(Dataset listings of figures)
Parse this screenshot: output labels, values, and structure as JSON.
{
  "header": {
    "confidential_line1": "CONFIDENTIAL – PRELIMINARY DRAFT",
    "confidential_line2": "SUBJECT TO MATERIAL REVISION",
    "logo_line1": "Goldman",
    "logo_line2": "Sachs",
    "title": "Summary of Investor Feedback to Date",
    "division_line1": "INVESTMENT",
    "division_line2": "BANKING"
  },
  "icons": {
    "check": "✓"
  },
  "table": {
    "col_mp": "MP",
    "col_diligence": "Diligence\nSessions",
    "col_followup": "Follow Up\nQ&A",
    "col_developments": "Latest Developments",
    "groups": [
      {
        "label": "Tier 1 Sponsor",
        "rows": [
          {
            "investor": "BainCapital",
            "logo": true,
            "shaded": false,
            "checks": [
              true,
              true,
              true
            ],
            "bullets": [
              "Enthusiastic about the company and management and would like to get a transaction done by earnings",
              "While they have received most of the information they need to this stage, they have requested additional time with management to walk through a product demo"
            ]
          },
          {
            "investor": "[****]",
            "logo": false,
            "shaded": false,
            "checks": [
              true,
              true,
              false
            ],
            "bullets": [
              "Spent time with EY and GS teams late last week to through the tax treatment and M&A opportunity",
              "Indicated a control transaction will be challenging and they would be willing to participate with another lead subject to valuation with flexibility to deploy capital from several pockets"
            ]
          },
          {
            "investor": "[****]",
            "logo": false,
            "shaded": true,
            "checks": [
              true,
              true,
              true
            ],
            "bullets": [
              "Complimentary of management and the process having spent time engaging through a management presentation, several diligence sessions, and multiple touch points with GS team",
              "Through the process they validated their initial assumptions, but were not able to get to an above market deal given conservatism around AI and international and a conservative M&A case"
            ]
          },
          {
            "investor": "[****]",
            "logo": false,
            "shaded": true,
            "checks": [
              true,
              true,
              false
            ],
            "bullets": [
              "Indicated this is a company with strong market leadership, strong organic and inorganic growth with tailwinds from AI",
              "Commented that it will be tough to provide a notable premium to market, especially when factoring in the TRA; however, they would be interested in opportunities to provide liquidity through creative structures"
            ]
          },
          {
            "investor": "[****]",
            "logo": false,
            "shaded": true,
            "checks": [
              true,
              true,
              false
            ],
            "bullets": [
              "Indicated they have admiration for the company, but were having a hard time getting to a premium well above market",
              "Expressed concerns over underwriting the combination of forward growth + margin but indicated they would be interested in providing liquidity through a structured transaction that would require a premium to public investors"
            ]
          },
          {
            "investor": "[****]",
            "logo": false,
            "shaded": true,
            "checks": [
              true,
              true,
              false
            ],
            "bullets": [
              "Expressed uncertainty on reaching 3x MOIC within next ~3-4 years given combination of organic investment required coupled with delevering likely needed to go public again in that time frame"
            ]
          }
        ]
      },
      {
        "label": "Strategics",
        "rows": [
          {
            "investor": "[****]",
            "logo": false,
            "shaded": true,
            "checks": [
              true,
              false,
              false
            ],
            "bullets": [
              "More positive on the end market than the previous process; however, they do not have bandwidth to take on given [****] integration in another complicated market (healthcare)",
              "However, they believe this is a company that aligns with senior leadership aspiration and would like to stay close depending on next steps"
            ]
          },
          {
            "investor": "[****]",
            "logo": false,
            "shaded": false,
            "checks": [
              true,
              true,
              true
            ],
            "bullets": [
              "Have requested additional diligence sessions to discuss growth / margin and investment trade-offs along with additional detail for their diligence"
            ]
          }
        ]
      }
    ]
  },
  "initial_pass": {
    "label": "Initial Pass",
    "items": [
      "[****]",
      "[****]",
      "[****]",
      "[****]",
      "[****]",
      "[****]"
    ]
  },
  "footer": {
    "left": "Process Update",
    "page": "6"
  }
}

The exercise:
Find each line in the records holding the string "leadership" and show it.

Worked answer:
              "Indicated this is a company with strong market leadership, strong organic and inorganic growth with tailwinds from AI",
              "However, they believe this is a company that aligns with senior leadership aspiration and would like to stay close depending on next steps"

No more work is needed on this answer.